## TASK
Reproduce the listing exactly and skip over any pictures.

## AVAILABLE DATA
☆ ☆ ☆ ☆ ☆ ☆ ☆

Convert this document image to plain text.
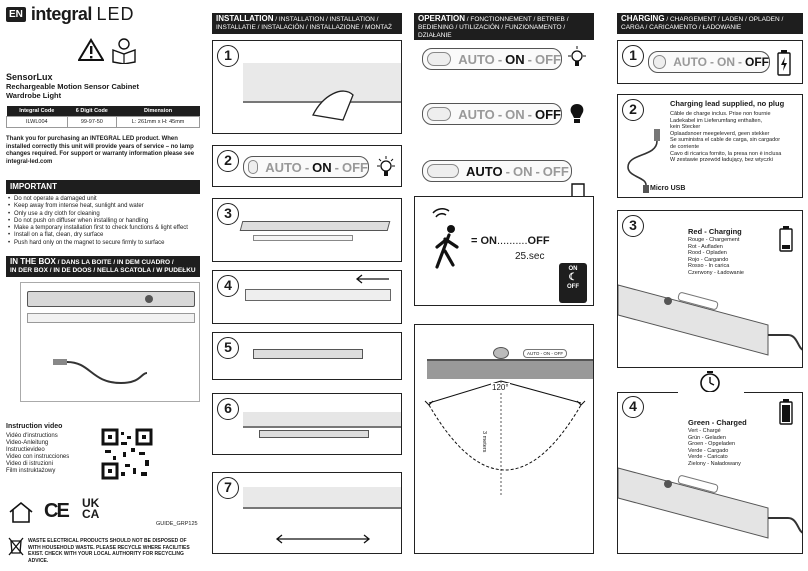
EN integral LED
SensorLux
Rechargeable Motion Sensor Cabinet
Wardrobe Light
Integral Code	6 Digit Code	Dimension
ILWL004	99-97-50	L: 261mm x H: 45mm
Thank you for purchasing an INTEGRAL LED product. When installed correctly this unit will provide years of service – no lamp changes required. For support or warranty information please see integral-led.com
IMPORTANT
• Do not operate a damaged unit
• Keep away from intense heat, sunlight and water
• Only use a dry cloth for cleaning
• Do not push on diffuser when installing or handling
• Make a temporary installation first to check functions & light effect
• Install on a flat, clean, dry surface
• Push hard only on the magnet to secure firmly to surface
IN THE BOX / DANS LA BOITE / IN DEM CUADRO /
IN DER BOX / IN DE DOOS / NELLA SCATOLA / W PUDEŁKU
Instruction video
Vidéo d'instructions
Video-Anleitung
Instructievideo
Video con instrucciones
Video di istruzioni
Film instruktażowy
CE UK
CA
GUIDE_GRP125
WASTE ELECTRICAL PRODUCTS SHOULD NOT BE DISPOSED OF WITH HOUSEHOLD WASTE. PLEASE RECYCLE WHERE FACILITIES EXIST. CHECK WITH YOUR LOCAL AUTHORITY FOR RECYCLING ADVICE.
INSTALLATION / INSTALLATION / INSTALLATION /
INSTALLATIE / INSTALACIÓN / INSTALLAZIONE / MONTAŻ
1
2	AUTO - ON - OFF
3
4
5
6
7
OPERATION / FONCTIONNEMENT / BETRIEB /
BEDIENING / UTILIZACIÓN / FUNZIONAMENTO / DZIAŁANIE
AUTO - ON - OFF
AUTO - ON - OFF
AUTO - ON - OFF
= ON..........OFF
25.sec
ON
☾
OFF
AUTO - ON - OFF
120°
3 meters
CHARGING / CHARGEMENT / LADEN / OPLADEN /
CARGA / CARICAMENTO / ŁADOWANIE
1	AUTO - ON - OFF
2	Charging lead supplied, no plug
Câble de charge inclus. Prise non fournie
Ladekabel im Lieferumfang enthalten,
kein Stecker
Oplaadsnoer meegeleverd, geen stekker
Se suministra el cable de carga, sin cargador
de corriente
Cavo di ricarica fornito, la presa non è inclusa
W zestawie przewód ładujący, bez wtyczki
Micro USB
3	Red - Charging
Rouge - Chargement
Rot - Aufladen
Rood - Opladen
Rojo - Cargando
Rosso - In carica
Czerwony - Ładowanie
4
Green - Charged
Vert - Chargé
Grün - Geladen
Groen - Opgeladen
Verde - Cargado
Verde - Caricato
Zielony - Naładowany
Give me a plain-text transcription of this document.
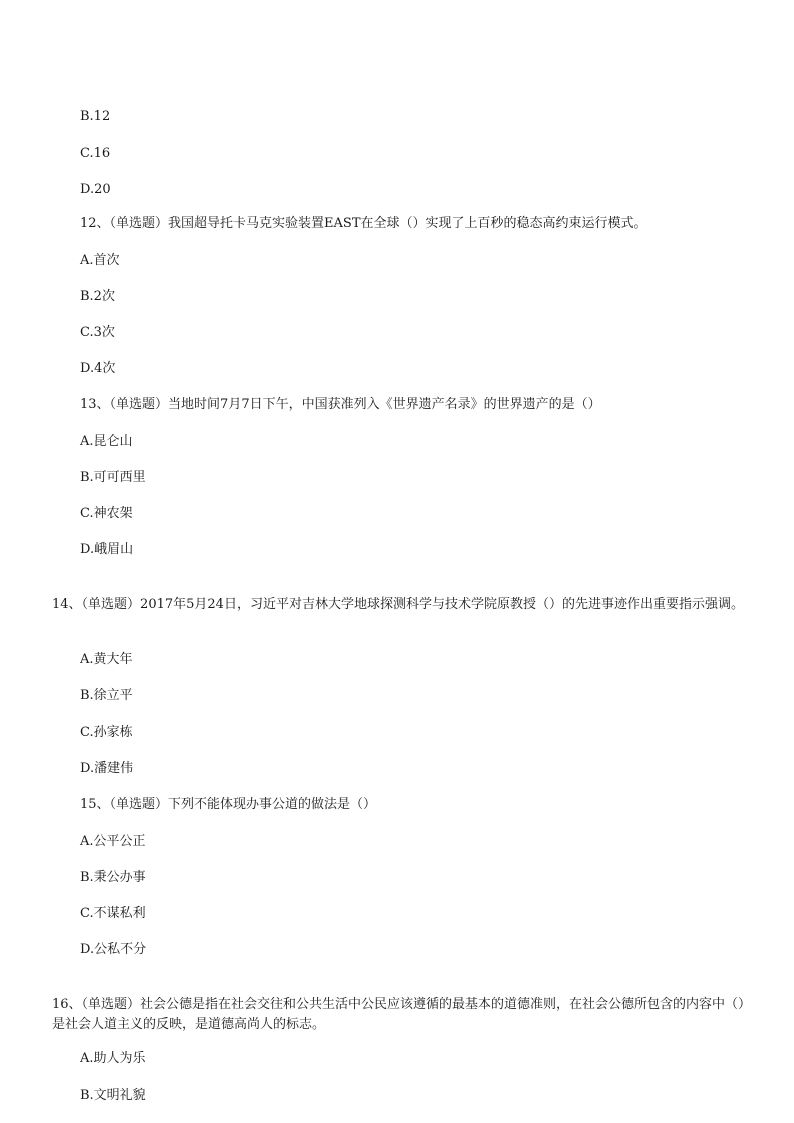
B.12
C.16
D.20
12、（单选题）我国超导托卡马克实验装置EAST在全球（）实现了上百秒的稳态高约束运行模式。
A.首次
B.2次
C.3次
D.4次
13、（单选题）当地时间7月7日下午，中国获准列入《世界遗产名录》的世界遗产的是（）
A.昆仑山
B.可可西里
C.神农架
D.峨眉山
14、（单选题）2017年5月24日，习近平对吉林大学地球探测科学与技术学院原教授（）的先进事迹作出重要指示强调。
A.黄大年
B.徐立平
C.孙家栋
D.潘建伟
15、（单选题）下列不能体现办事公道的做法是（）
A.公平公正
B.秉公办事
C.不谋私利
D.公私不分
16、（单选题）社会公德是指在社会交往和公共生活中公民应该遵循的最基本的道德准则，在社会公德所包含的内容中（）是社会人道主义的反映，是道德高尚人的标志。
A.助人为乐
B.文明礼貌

☆ ☆ ☆ ☆ ☆ ☆ ☆

## REPLY TO THE EXERCISE
Convert this document image to plain text.
EN integral LED
SensorLux
Rechargeable Motion Sensor Cabinet
Wardrobe Light
Integral Code	6 Digit Code	Dimension
ILWL004	99-97-50	L: 261mm x H: 45mm
Thank you for purchasing an INTEGRAL LED product. When installed correctly this unit will provide years of service – no lamp changes required. For support or warranty information please see integral-led.com
IMPORTANT
• Do not operate a damaged unit
• Keep away from intense heat, sunlight and water
• Only use a dry cloth for cleaning
• Do not push on diffuser when installing or handling
• Make a temporary installation first to check functions & light effect
• Install on a flat, clean, dry surface
• Push hard only on the magnet to secure firmly to surface
IN THE BOX / DANS LA BOITE / IN DEM CUADRO /
IN DER BOX / IN DE DOOS / NELLA SCATOLA / W PUDEŁKU
Instruction video
Vidéo d'instructions
Video-Anleitung
Instructievideo
Video con instrucciones
Video di istruzioni
Film instruktażowy
CE UK
CA
GUIDE_GRP125
WASTE ELECTRICAL PRODUCTS SHOULD NOT BE DISPOSED OF WITH HOUSEHOLD WASTE. PLEASE RECYCLE WHERE FACILITIES EXIST. CHECK WITH YOUR LOCAL AUTHORITY FOR RECYCLING ADVICE.
INSTALLATION / INSTALLATION / INSTALLATION /
INSTALLATIE / INSTALACIÓN / INSTALLAZIONE / MONTAŻ
1
2	AUTO - ON - OFF
3
4
5
6
7
OPERATION / FONCTIONNEMENT / BETRIEB /
BEDIENING / UTILIZACIÓN / FUNZIONAMENTO / DZIAŁANIE
AUTO - ON - OFF
AUTO - ON - OFF
AUTO - ON - OFF
= ON..........OFF
25.sec
ON
☾
OFF
AUTO - ON - OFF
120°
3 meters
CHARGING / CHARGEMENT / LADEN / OPLADEN /
CARGA / CARICAMENTO / ŁADOWANIE
1	AUTO - ON - OFF
2	Charging lead supplied, no plug
Câble de charge inclus. Prise non fournie
Ladekabel im Lieferumfang enthalten,
kein Stecker
Oplaadsnoer meegeleverd, geen stekker
Se suministra el cable de carga, sin cargador
de corriente
Cavo di ricarica fornito, la presa non è inclusa
W zestawie przewód ładujący, bez wtyczki
Micro USB
3	Red - Charging
Rouge - Chargement
Rot - Aufladen
Rood - Opladen
Rojo - Cargando
Rosso - In carica
Czerwony - Ładowanie
4
Green - Charged
Vert - Chargé
Grün - Geladen
Groen - Opgeladen
Verde - Cargado
Verde - Caricato
Zielony - Naładowany
Give me a plain-text transcription of this document.
B.12
C.16
D.20
12、（单选题）我国超导托卡马克实验装置EAST在全球（）实现了上百秒的稳态高约束运行模式。
A.首次
B.2次
C.3次
D.4次
13、（单选题）当地时间7月7日下午，中国获准列入《世界遗产名录》的世界遗产的是（）
A.昆仑山
B.可可西里
C.神农架
D.峨眉山
14、（单选题）2017年5月24日，习近平对吉林大学地球探测科学与技术学院原教授（）的先进事迹作出重要指示强调。
A.黄大年
B.徐立平
C.孙家栋
D.潘建伟
15、（单选题）下列不能体现办事公道的做法是（）
A.公平公正
B.秉公办事
C.不谋私利
D.公私不分
16、（单选题）社会公德是指在社会交往和公共生活中公民应该遵循的最基本的道德准则，在社会公德所包含的内容中（）是社会人道主义的反映，是道德高尚人的标志。
A.助人为乐
B.文明礼貌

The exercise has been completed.